▶ _Direction_
Extract each line where the string "ttbar" shows up.
START Data rows
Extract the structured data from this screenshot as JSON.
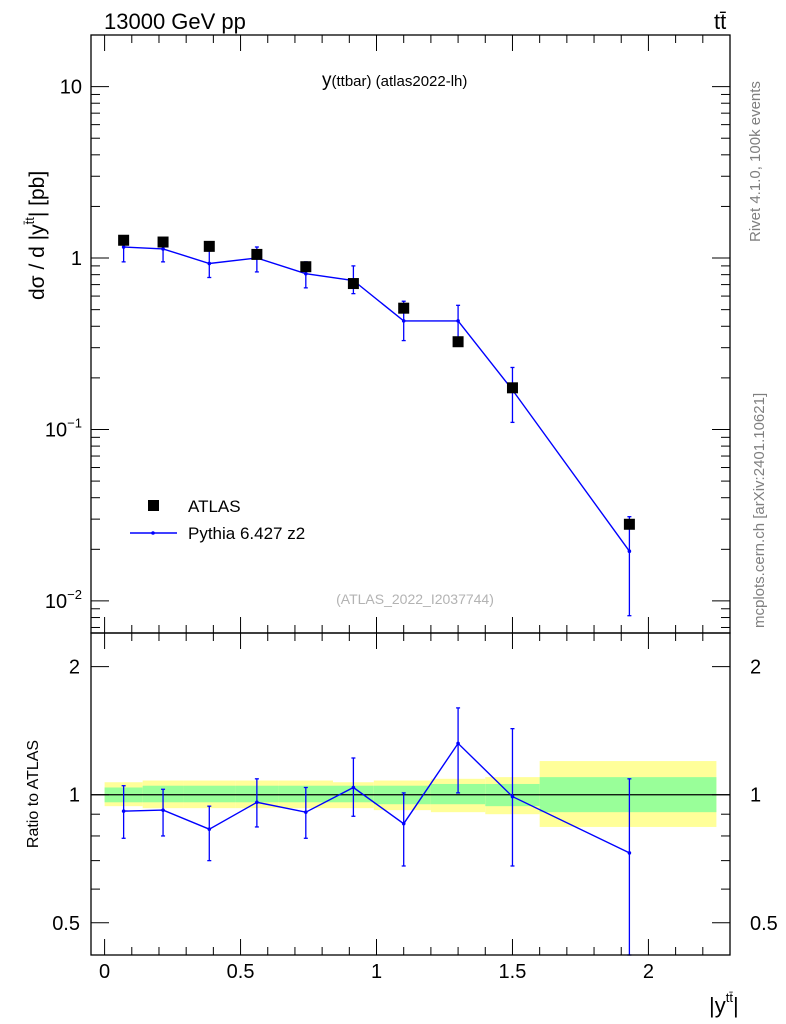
{
  "header": {
    "energy_label": "13000 GeV pp",
    "process_label": "tt̄"
  },
  "side_labels": {
    "rivet": "Rivet 4.1.0,  100k events",
    "mcplots": "mcplots.cern.ch [arXiv:2401.10621]"
  },
  "chart_data": [
    {
      "type": "scatter",
      "panel": "main",
      "title": "y(ttbar) (atlas2022-lh)",
      "title_main": "y",
      "title_sub": "(ttbar) (atlas2022-lh)",
      "ylabel": "dσ / d |y",
      "ylabel_sup": "t̄t",
      "ylabel_tail": "| [pb]",
      "yscale": "log",
      "ylim": [
        0.0065,
        20
      ],
      "xlim": [
        -0.05,
        2.3
      ],
      "ytick_labels": [
        {
          "value": 10,
          "label": "10"
        },
        {
          "value": 1,
          "label": "1"
        },
        {
          "value": 0.1,
          "label": "10",
          "sup": "−1"
        },
        {
          "value": 0.01,
          "label": "10",
          "sup": "−2"
        }
      ],
      "watermark": "(ATLAS_2022_I2037744)",
      "legend": {
        "position": "bottom-left",
        "entries": [
          {
            "name": "ATLAS",
            "marker": "square",
            "color": "#000000"
          },
          {
            "name": "Pythia 6.427 z2",
            "marker": "line",
            "color": "#0000ff"
          }
        ]
      },
      "series": [
        {
          "name": "ATLAS",
          "x": [
            0.07,
            0.215,
            0.385,
            0.56,
            0.74,
            0.915,
            1.1,
            1.3,
            1.5,
            1.93
          ],
          "y": [
            1.27,
            1.24,
            1.17,
            1.05,
            0.89,
            0.71,
            0.51,
            0.325,
            0.175,
            0.028
          ]
        },
        {
          "name": "Pythia 6.427 z2",
          "bin_edges": [
            0.0,
            0.14,
            0.29,
            0.48,
            0.64,
            0.84,
            0.99,
            1.2,
            1.4,
            1.6,
            2.25
          ],
          "x": [
            0.07,
            0.215,
            0.385,
            0.56,
            0.74,
            0.915,
            1.1,
            1.3,
            1.5,
            1.93
          ],
          "y": [
            1.16,
            1.13,
            0.93,
            1.0,
            0.81,
            0.74,
            0.43,
            0.43,
            0.17,
            0.0195
          ],
          "yerr_low": [
            0.95,
            0.95,
            0.77,
            0.83,
            0.67,
            0.62,
            0.33,
            0.33,
            0.11,
            0.0082
          ],
          "yerr_high": [
            1.3,
            1.27,
            1.1,
            1.16,
            0.95,
            0.9,
            0.56,
            0.53,
            0.23,
            0.031
          ]
        }
      ]
    },
    {
      "type": "line",
      "panel": "ratio",
      "ylabel": "Ratio to ATLAS",
      "xlabel": "|y",
      "xlabel_sup": "tt̄",
      "xlabel_tail": "|",
      "yscale": "log",
      "ylim": [
        0.42,
        2.4
      ],
      "ytick_labels": [
        {
          "value": 2,
          "label": "2"
        },
        {
          "value": 1,
          "label": "1"
        },
        {
          "value": 0.5,
          "label": "0.5"
        }
      ],
      "xtick_labels": [
        {
          "value": 0,
          "label": "0"
        },
        {
          "value": 0.5,
          "label": "0.5"
        },
        {
          "value": 1,
          "label": "1"
        },
        {
          "value": 1.5,
          "label": "1.5"
        },
        {
          "value": 2,
          "label": "2"
        }
      ],
      "bands": {
        "bin_edges": [
          0.0,
          0.14,
          0.29,
          0.48,
          0.64,
          0.84,
          0.99,
          1.2,
          1.4,
          1.6,
          2.25
        ],
        "yellow_low": [
          0.94,
          0.93,
          0.93,
          0.93,
          0.93,
          0.93,
          0.92,
          0.91,
          0.9,
          0.84
        ],
        "yellow_high": [
          1.07,
          1.08,
          1.08,
          1.08,
          1.08,
          1.07,
          1.08,
          1.09,
          1.1,
          1.2
        ],
        "green_low": [
          0.96,
          0.96,
          0.96,
          0.96,
          0.96,
          0.96,
          0.95,
          0.95,
          0.94,
          0.91
        ],
        "green_high": [
          1.04,
          1.05,
          1.05,
          1.05,
          1.05,
          1.05,
          1.05,
          1.06,
          1.06,
          1.1
        ]
      },
      "series": [
        {
          "name": "Pythia 6.427 z2 / ATLAS",
          "x": [
            0.07,
            0.215,
            0.385,
            0.56,
            0.74,
            0.915,
            1.1,
            1.3,
            1.5,
            1.93
          ],
          "y": [
            0.915,
            0.92,
            0.83,
            0.96,
            0.91,
            1.04,
            0.855,
            1.32,
            0.99,
            0.73
          ],
          "yerr_low": [
            0.79,
            0.8,
            0.7,
            0.84,
            0.79,
            0.89,
            0.68,
            1.01,
            0.68,
            0.42
          ],
          "yerr_high": [
            1.05,
            1.03,
            0.94,
            1.09,
            1.04,
            1.22,
            1.01,
            1.6,
            1.43,
            1.09
          ]
        }
      ]
    }
  ]
}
END Data rows
▶ _Exercise result_
      "title": "y(ttbar) (atlas2022-lh)",
      "title_sub": "(ttbar) (atlas2022-lh)",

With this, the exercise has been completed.